> _DESCRIPTION OF THE TASK_: Copy every line with the string "Topped" in it.

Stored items
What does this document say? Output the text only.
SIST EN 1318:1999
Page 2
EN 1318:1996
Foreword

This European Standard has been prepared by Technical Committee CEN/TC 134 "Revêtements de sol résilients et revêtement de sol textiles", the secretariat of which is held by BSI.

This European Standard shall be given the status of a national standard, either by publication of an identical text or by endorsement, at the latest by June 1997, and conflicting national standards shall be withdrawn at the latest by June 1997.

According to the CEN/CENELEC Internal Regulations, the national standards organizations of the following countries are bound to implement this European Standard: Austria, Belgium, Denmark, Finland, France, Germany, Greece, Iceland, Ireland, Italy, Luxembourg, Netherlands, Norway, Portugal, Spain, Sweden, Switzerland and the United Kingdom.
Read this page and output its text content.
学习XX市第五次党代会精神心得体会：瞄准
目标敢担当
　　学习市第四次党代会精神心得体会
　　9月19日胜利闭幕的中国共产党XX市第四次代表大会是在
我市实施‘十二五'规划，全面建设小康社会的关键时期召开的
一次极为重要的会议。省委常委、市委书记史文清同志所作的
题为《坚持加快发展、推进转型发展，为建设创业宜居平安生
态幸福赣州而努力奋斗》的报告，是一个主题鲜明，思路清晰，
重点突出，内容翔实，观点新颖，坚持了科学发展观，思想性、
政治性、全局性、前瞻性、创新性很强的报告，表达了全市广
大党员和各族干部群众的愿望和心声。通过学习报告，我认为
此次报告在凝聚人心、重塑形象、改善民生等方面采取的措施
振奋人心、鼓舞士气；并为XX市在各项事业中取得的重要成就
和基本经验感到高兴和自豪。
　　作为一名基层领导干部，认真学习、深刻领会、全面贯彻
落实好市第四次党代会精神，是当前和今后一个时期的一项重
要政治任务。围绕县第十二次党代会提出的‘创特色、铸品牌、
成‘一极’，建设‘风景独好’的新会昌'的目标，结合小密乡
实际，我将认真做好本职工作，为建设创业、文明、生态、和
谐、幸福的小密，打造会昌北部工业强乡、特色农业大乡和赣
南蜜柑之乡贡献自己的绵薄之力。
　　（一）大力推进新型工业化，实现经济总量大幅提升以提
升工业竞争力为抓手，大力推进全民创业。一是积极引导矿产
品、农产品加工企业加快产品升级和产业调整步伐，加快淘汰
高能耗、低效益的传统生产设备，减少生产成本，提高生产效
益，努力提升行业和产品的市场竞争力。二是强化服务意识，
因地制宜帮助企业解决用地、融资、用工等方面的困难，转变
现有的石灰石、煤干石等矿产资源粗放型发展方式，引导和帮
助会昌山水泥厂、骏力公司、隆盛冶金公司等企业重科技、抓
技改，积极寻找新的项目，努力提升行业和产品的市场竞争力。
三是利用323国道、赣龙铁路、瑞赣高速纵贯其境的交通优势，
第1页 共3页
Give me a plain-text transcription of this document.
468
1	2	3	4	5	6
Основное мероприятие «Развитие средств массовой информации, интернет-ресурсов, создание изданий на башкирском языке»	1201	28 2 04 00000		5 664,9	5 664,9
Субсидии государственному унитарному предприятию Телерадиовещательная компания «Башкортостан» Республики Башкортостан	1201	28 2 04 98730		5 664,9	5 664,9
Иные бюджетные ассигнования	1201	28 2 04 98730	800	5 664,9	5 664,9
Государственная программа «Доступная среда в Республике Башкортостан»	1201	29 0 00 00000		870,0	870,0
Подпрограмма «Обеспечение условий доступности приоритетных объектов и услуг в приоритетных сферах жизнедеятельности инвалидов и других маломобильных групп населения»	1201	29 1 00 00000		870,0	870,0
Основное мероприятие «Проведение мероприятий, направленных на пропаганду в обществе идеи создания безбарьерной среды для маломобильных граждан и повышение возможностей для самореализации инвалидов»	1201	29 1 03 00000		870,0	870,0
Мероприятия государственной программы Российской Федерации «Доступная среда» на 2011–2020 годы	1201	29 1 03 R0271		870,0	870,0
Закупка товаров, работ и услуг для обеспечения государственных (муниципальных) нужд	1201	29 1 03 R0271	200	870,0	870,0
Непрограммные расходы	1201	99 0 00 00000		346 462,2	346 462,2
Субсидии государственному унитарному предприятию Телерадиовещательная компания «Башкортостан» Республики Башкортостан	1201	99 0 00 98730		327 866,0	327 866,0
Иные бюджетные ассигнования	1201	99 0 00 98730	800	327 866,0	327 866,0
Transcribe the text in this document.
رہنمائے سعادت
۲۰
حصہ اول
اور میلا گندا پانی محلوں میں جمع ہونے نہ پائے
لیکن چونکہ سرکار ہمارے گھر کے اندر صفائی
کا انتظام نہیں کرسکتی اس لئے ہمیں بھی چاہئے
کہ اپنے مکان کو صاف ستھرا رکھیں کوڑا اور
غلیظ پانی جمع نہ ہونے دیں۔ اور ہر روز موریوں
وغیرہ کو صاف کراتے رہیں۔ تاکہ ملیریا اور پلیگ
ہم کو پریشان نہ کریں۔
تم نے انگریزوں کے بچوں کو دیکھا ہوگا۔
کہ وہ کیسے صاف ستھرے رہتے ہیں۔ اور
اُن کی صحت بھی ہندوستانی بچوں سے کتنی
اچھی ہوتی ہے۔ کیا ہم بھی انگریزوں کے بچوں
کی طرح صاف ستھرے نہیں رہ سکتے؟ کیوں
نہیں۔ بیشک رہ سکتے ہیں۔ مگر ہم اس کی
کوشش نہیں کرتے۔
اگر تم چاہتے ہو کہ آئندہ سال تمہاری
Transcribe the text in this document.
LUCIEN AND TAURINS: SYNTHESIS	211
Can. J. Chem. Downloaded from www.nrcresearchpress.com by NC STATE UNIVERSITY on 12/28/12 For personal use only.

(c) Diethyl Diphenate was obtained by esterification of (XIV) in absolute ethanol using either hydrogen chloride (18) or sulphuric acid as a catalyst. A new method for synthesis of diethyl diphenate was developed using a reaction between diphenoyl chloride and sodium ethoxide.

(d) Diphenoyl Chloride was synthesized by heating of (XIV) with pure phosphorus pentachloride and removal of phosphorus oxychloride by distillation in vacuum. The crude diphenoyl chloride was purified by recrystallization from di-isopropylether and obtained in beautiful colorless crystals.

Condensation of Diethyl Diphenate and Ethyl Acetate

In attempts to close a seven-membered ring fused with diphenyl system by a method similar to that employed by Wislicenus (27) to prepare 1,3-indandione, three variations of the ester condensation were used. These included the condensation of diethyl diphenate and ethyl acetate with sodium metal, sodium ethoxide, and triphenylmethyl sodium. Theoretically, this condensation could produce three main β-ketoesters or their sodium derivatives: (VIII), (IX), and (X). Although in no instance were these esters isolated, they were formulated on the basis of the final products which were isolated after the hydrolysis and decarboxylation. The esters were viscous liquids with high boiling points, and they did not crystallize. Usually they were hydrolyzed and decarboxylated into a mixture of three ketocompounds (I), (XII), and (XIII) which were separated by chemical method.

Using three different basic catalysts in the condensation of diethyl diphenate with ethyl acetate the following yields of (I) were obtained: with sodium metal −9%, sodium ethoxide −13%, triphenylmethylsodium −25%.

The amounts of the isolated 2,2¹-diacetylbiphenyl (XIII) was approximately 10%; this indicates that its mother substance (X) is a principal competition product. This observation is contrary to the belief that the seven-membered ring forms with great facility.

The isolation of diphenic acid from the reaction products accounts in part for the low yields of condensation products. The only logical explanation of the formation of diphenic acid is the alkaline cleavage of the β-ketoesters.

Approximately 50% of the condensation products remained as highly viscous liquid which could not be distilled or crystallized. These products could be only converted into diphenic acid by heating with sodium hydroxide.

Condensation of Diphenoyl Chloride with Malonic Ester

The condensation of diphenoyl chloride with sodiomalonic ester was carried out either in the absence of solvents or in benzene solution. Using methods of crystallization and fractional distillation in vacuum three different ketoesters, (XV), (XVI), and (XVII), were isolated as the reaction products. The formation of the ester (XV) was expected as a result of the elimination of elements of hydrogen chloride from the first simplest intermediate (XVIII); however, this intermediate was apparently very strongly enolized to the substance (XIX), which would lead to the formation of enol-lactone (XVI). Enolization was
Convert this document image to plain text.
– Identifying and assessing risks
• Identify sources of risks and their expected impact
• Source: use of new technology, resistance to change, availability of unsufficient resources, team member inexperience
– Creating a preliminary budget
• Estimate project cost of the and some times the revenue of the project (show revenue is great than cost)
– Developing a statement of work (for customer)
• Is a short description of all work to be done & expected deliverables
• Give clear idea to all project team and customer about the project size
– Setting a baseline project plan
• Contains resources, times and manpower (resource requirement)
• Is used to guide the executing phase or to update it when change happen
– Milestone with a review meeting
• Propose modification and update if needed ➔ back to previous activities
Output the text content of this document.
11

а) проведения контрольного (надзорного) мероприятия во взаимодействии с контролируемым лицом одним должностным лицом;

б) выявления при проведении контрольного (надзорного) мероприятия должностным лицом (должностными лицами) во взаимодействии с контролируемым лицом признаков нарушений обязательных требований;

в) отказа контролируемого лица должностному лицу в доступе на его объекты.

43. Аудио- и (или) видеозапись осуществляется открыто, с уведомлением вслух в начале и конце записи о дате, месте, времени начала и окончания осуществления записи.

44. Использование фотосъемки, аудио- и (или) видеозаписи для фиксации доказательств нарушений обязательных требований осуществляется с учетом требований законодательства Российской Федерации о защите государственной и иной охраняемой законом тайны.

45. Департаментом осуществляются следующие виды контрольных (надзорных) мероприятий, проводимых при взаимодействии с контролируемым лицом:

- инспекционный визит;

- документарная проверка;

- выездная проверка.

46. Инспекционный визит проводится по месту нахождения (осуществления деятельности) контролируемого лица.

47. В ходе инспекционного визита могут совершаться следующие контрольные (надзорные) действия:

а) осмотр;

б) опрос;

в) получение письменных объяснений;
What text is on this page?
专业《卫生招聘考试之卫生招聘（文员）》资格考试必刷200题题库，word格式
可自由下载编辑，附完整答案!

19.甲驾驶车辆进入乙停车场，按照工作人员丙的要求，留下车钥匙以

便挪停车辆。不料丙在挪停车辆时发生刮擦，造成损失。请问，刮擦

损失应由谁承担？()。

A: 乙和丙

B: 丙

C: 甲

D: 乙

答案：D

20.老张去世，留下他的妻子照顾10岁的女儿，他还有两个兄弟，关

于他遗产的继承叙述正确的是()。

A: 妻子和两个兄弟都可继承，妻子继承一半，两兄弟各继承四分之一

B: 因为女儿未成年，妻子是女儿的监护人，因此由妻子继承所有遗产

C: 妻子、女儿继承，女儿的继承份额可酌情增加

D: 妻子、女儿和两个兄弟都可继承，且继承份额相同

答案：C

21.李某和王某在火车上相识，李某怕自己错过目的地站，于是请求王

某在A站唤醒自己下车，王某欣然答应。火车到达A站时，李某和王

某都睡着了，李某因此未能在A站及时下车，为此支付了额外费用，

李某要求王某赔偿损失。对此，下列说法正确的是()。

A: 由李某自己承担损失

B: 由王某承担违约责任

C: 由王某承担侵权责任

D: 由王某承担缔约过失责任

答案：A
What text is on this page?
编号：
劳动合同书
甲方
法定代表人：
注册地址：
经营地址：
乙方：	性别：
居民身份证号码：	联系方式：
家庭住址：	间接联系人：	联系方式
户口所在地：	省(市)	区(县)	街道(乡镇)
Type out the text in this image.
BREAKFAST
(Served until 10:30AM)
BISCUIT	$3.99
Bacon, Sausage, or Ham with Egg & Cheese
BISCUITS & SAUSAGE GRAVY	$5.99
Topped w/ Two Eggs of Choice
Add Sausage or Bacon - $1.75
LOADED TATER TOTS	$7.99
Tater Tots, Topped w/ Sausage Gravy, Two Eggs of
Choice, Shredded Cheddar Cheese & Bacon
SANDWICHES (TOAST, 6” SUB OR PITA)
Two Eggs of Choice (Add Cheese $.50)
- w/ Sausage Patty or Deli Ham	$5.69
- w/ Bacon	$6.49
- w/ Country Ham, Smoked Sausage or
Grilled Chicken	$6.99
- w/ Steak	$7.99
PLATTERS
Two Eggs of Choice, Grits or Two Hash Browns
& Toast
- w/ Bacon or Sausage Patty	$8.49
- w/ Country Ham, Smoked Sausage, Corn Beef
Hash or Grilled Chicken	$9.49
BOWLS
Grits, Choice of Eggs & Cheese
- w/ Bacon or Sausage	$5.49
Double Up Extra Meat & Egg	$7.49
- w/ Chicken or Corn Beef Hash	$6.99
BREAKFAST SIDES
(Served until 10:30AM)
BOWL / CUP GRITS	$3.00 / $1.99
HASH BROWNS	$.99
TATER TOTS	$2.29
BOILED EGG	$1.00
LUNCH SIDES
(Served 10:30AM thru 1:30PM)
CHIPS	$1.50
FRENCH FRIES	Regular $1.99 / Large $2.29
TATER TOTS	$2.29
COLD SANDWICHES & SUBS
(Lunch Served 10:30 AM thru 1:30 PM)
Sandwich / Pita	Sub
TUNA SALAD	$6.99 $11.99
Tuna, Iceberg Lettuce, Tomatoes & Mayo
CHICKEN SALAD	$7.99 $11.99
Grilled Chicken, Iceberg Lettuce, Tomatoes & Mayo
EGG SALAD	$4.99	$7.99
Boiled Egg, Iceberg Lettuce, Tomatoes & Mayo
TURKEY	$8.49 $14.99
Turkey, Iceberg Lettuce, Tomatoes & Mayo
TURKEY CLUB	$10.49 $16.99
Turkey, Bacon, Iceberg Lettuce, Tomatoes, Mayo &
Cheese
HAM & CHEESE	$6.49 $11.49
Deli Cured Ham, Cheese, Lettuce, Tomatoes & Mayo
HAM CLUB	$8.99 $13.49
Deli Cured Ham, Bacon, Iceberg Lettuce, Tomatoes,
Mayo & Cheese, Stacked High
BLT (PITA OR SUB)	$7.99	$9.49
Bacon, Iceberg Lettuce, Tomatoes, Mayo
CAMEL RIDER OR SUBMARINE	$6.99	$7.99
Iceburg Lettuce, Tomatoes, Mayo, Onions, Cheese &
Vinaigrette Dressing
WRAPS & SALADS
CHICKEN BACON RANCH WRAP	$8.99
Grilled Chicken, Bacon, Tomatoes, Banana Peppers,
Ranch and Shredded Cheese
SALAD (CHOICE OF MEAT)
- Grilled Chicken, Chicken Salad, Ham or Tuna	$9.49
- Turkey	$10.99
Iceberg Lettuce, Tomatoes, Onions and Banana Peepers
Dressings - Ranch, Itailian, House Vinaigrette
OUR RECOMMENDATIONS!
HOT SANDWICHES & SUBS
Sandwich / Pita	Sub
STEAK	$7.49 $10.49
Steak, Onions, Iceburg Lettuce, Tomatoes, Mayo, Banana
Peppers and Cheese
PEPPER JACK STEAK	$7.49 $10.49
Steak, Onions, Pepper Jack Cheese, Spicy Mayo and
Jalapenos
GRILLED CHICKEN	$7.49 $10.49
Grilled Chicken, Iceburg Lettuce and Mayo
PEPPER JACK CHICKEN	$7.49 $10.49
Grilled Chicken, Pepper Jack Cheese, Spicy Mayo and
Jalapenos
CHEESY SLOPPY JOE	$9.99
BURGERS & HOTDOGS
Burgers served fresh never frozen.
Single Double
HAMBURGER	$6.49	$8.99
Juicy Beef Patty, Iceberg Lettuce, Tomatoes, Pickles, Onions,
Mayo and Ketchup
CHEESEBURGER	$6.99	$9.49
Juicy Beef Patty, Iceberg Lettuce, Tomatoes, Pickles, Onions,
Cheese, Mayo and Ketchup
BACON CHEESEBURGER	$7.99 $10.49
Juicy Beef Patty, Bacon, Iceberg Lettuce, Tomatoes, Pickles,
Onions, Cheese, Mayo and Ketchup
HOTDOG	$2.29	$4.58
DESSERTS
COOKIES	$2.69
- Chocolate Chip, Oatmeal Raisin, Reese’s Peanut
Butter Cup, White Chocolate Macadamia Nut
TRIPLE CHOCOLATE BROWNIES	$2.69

> _SOLUTION_:
Topped w/ Two Eggs of Choice
Tater Tots, Topped w/ Sausage Gravy, Two Eggs of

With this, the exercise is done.